--- start of Provided entries ---

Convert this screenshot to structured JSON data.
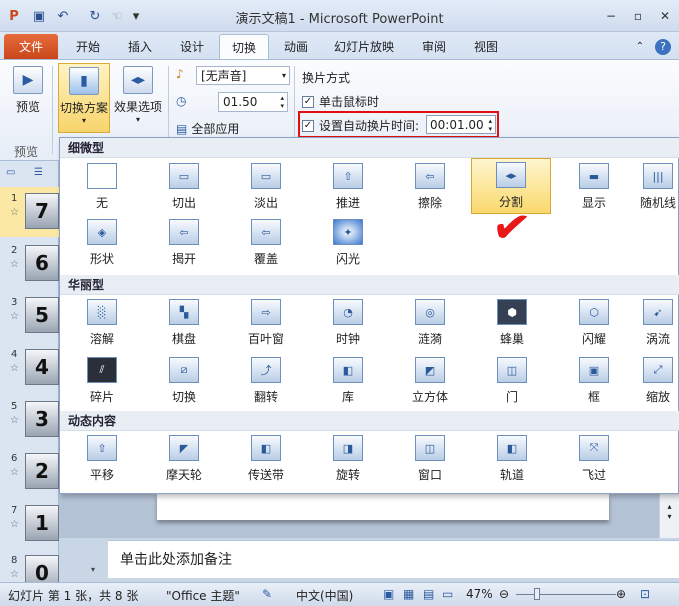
{
  "window": {
    "title": "演示文稿1 - Microsoft PowerPoint"
  },
  "tabs": [
    "文件",
    "开始",
    "插入",
    "设计",
    "切换",
    "动画",
    "幻灯片放映",
    "审阅",
    "视图"
  ],
  "ribbon": {
    "preview_label": "预览",
    "preview_group": "预览",
    "scheme_label": "切换方案",
    "effect_label": "效果选项",
    "sound_value": "[无声音]",
    "duration_value": "01.50",
    "apply_all_label": "全部应用",
    "advance_title": "换片方式",
    "on_click_label": "单击鼠标时",
    "after_time_label": "设置自动换片时间:",
    "after_time_value": "00:01.00"
  },
  "gallery": {
    "categories": [
      "细微型",
      "华丽型",
      "动态内容"
    ],
    "subtle": [
      "无",
      "切出",
      "淡出",
      "推进",
      "擦除",
      "分割",
      "显示",
      "随机线",
      "形状",
      "揭开",
      "覆盖",
      "闪光"
    ],
    "exciting": [
      "溶解",
      "棋盘",
      "百叶窗",
      "时钟",
      "涟漪",
      "蜂巢",
      "闪耀",
      "涡流",
      "碎片",
      "切换",
      "翻转",
      "库",
      "立方体",
      "门",
      "框",
      "缩放"
    ],
    "dynamic": [
      "平移",
      "摩天轮",
      "传送带",
      "旋转",
      "窗口",
      "轨道",
      "飞过"
    ]
  },
  "slides": [
    {
      "num": "1",
      "label": "7"
    },
    {
      "num": "2",
      "label": "6"
    },
    {
      "num": "3",
      "label": "5"
    },
    {
      "num": "4",
      "label": "4"
    },
    {
      "num": "5",
      "label": "3"
    },
    {
      "num": "6",
      "label": "2"
    },
    {
      "num": "7",
      "label": "1"
    },
    {
      "num": "8",
      "label": "0"
    }
  ],
  "notes_placeholder": "单击此处添加备注",
  "status": {
    "slide_info": "幻灯片 第 1 张，共 8 张",
    "theme": "\"Office 主题\"",
    "language": "中文(中国)",
    "zoom": "47%"
  },
  "colors": {
    "file_tab": "#d0521f",
    "highlight": "#f9d86c",
    "annotation": "#e01010"
  }
}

--- end of Provided entries ---

Stated goal »
Copy the records exactly. Skip the pictures.

Correct result »
Convert this screenshot to structured JSON data.
{
  "window": {
    "title": "演示文稿1 - Microsoft PowerPoint"
  },
  "tabs": [
    "文件",
    "开始",
    "插入",
    "设计",
    "切换",
    "动画",
    "幻灯片放映",
    "审阅",
    "视图"
  ],
  "ribbon": {
    "preview_label": "预览",
    "preview_group": "预览",
    "scheme_label": "切换方案",
    "effect_label": "效果选项",
    "sound_value": "[无声音]",
    "duration_value": "01.50",
    "apply_all_label": "全部应用",
    "advance_title": "换片方式",
    "on_click_label": "单击鼠标时",
    "after_time_label": "设置自动换片时间:",
    "after_time_value": "00:01.00"
  },
  "gallery": {
    "categories": [
      "细微型",
      "华丽型",
      "动态内容"
    ],
    "subtle": [
      "无",
      "切出",
      "淡出",
      "推进",
      "擦除",
      "分割",
      "显示",
      "随机线",
      "形状",
      "揭开",
      "覆盖",
      "闪光"
    ],
    "exciting": [
      "溶解",
      "棋盘",
      "百叶窗",
      "时钟",
      "涟漪",
      "蜂巢",
      "闪耀",
      "涡流",
      "碎片",
      "切换",
      "翻转",
      "库",
      "立方体",
      "门",
      "框",
      "缩放"
    ],
    "dynamic": [
      "平移",
      "摩天轮",
      "传送带",
      "旋转",
      "窗口",
      "轨道",
      "飞过"
    ]
  },
  "slides": [
    {
      "num": "1",
      "label": "7"
    },
    {
      "num": "2",
      "label": "6"
    },
    {
      "num": "3",
      "label": "5"
    },
    {
      "num": "4",
      "label": "4"
    },
    {
      "num": "5",
      "label": "3"
    },
    {
      "num": "6",
      "label": "2"
    },
    {
      "num": "7",
      "label": "1"
    },
    {
      "num": "8",
      "label": "0"
    }
  ],
  "notes_placeholder": "单击此处添加备注",
  "status": {
    "slide_info": "幻灯片 第 1 张，共 8 张",
    "theme": "\"Office 主题\"",
    "language": "中文(中国)",
    "zoom": "47%"
  },
  "colors": {
    "file_tab": "#d0521f",
    "highlight": "#f9d86c",
    "annotation": "#e01010"
  }
}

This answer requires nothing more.